[What this task involves]: In full and without alteration, give the listing again.

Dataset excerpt
- - - - - - -
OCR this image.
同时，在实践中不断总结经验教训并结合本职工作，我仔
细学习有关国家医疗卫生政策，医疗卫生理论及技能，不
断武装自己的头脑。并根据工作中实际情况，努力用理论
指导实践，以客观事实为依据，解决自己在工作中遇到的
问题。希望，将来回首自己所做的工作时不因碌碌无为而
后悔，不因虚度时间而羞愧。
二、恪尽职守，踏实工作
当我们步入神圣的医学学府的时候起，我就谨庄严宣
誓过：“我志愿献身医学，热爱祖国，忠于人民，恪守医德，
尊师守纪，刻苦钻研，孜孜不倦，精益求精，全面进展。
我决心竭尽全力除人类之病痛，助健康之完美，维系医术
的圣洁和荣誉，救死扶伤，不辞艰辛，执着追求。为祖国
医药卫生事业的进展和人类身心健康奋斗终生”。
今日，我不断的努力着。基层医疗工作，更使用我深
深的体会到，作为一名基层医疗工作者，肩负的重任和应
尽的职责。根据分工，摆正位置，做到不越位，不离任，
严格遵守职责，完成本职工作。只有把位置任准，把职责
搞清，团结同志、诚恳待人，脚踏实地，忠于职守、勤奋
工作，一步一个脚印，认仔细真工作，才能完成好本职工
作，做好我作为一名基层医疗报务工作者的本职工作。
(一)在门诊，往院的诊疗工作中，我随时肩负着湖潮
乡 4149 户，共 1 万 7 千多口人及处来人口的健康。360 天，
- - - - - - -
[Exercise output]:
OCR this image.
同时，在实践中不断总结经验教训并结合本职工作，我仔
细学习有关国家医疗卫生政策，医疗卫生理论及技能，不
断武装自己的头脑。并根据工作中实际情况，努力用理论
指导实践，以客观事实为依据，解决自己在工作中遇到的
问题。希望，将来回首自己所做的工作时不因碌碌无为而
后悔，不因虚度时间而羞愧。
二、恪尽职守，踏实工作
当我们步入神圣的医学学府的时候起，我就谨庄严宣
誓过：“我志愿献身医学，热爱祖国，忠于人民，恪守医德，
尊师守纪，刻苦钻研，孜孜不倦，精益求精，全面进展。
我决心竭尽全力除人类之病痛，助健康之完美，维系医术
的圣洁和荣誉，救死扶伤，不辞艰辛，执着追求。为祖国
医药卫生事业的进展和人类身心健康奋斗终生”。
今日，我不断的努力着。基层医疗工作，更使用我深
深的体会到，作为一名基层医疗工作者，肩负的重任和应
尽的职责。根据分工，摆正位置，做到不越位，不离任，
严格遵守职责，完成本职工作。只有把位置任准，把职责
搞清，团结同志、诚恳待人，脚踏实地，忠于职守、勤奋
工作，一步一个脚印，认仔细真工作，才能完成好本职工
作，做好我作为一名基层医疗报务工作者的本职工作。
(一)在门诊，往院的诊疗工作中，我随时肩负着湖潮
乡 4149 户，共 1 万 7 千多口人及处来人口的健康。360 天，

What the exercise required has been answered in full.